Stored entries
* begin *
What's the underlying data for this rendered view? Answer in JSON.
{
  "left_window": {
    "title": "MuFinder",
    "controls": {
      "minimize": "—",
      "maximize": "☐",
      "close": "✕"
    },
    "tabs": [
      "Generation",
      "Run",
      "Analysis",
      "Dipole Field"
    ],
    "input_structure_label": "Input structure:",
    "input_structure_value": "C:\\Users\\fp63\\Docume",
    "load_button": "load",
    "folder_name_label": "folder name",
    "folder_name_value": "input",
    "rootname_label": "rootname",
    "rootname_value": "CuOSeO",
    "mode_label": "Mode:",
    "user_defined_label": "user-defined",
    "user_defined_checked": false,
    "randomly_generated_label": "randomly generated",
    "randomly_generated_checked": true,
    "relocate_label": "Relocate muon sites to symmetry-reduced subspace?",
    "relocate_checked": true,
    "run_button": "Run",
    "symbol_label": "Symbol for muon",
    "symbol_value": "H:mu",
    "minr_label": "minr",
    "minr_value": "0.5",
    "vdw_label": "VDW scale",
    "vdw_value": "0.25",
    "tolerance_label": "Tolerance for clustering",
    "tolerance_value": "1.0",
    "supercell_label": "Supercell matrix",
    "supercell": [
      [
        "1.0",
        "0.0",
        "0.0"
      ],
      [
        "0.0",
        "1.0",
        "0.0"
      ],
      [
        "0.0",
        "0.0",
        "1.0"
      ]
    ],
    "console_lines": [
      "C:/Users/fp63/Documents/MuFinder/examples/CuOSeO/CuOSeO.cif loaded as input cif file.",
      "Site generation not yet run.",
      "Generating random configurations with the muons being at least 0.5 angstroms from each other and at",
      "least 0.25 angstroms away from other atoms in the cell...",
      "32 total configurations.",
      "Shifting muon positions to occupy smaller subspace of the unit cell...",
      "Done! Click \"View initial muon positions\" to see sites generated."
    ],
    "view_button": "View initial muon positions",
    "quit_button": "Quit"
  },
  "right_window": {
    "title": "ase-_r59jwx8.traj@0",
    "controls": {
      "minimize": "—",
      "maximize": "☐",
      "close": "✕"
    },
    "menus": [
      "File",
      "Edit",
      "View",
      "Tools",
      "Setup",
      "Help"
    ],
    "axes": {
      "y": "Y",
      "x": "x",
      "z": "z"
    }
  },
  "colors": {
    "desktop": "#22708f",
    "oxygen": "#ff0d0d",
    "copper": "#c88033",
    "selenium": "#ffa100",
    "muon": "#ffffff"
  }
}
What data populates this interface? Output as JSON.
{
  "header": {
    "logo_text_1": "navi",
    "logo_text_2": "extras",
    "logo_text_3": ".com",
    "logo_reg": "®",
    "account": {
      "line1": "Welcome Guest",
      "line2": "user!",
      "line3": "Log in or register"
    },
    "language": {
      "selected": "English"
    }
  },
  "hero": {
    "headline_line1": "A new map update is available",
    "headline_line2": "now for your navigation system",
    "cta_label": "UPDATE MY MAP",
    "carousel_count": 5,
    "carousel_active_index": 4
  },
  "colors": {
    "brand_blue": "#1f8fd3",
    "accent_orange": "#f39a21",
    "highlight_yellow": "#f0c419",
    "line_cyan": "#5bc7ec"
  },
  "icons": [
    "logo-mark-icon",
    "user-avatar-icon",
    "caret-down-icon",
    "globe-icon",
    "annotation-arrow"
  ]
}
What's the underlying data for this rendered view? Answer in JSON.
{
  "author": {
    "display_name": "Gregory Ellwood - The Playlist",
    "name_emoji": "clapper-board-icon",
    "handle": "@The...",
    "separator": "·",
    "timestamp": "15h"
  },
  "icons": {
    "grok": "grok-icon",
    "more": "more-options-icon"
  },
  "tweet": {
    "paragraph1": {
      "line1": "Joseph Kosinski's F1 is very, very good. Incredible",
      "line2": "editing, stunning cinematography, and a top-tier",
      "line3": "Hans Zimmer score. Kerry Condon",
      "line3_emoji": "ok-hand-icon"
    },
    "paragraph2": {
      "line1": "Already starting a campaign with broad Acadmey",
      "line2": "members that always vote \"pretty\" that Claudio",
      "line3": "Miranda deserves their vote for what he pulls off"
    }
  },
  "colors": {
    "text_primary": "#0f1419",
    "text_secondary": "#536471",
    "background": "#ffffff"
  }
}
* end *
▶ [EXERCISE AIM] Repeat each entry word for word.

▶ [PROBLEM SOLUTION]
What's the underlying data for this rendered view? Answer in JSON.
{
  "left_window": {
    "title": "MuFinder",
    "controls": {
      "minimize": "—",
      "maximize": "☐",
      "close": "✕"
    },
    "tabs": [
      "Generation",
      "Run",
      "Analysis",
      "Dipole Field"
    ],
    "input_structure_label": "Input structure:",
    "input_structure_value": "C:\\Users\\fp63\\Docume",
    "load_button": "load",
    "folder_name_label": "folder name",
    "folder_name_value": "input",
    "rootname_label": "rootname",
    "rootname_value": "CuOSeO",
    "mode_label": "Mode:",
    "user_defined_label": "user-defined",
    "user_defined_checked": false,
    "randomly_generated_label": "randomly generated",
    "randomly_generated_checked": true,
    "relocate_label": "Relocate muon sites to symmetry-reduced subspace?",
    "relocate_checked": true,
    "run_button": "Run",
    "symbol_label": "Symbol for muon",
    "symbol_value": "H:mu",
    "minr_label": "minr",
    "minr_value": "0.5",
    "vdw_label": "VDW scale",
    "vdw_value": "0.25",
    "tolerance_label": "Tolerance for clustering",
    "tolerance_value": "1.0",
    "supercell_label": "Supercell matrix",
    "supercell": [
      [
        "1.0",
        "0.0",
        "0.0"
      ],
      [
        "0.0",
        "1.0",
        "0.0"
      ],
      [
        "0.0",
        "0.0",
        "1.0"
      ]
    ],
    "console_lines": [
      "C:/Users/fp63/Documents/MuFinder/examples/CuOSeO/CuOSeO.cif loaded as input cif file.",
      "Site generation not yet run.",
      "Generating random configurations with the muons being at least 0.5 angstroms from each other and at",
      "least 0.25 angstroms away from other atoms in the cell...",
      "32 total configurations.",
      "Shifting muon positions to occupy smaller subspace of the unit cell...",
      "Done! Click \"View initial muon positions\" to see sites generated."
    ],
    "view_button": "View initial muon positions",
    "quit_button": "Quit"
  },
  "right_window": {
    "title": "ase-_r59jwx8.traj@0",
    "controls": {
      "minimize": "—",
      "maximize": "☐",
      "close": "✕"
    },
    "menus": [
      "File",
      "Edit",
      "View",
      "Tools",
      "Setup",
      "Help"
    ],
    "axes": {
      "y": "Y",
      "x": "x",
      "z": "z"
    }
  },
  "colors": {
    "desktop": "#22708f",
    "oxygen": "#ff0d0d",
    "copper": "#c88033",
    "selenium": "#ffa100",
    "muon": "#ffffff"
  }
}
What data populates this interface? Output as JSON.
{
  "header": {
    "logo_text_1": "navi",
    "logo_text_2": "extras",
    "logo_text_3": ".com",
    "logo_reg": "®",
    "account": {
      "line1": "Welcome Guest",
      "line2": "user!",
      "line3": "Log in or register"
    },
    "language": {
      "selected": "English"
    }
  },
  "hero": {
    "headline_line1": "A new map update is available",
    "headline_line2": "now for your navigation system",
    "cta_label": "UPDATE MY MAP",
    "carousel_count": 5,
    "carousel_active_index": 4
  },
  "colors": {
    "brand_blue": "#1f8fd3",
    "accent_orange": "#f39a21",
    "highlight_yellow": "#f0c419",
    "line_cyan": "#5bc7ec"
  },
  "icons": [
    "logo-mark-icon",
    "user-avatar-icon",
    "caret-down-icon",
    "globe-icon",
    "annotation-arrow"
  ]
}
What's the underlying data for this rendered view? Answer in JSON.
{
  "author": {
    "display_name": "Gregory Ellwood - The Playlist",
    "name_emoji": "clapper-board-icon",
    "handle": "@The...",
    "separator": "·",
    "timestamp": "15h"
  },
  "icons": {
    "grok": "grok-icon",
    "more": "more-options-icon"
  },
  "tweet": {
    "paragraph1": {
      "line1": "Joseph Kosinski's F1 is very, very good. Incredible",
      "line2": "editing, stunning cinematography, and a top-tier",
      "line3": "Hans Zimmer score. Kerry Condon",
      "line3_emoji": "ok-hand-icon"
    },
    "paragraph2": {
      "line1": "Already starting a campaign with broad Acadmey",
      "line2": "members that always vote \"pretty\" that Claudio",
      "line3": "Miranda deserves their vote for what he pulls off"
    }
  },
  "colors": {
    "text_primary": "#0f1419",
    "text_secondary": "#536471",
    "background": "#ffffff"
  }
}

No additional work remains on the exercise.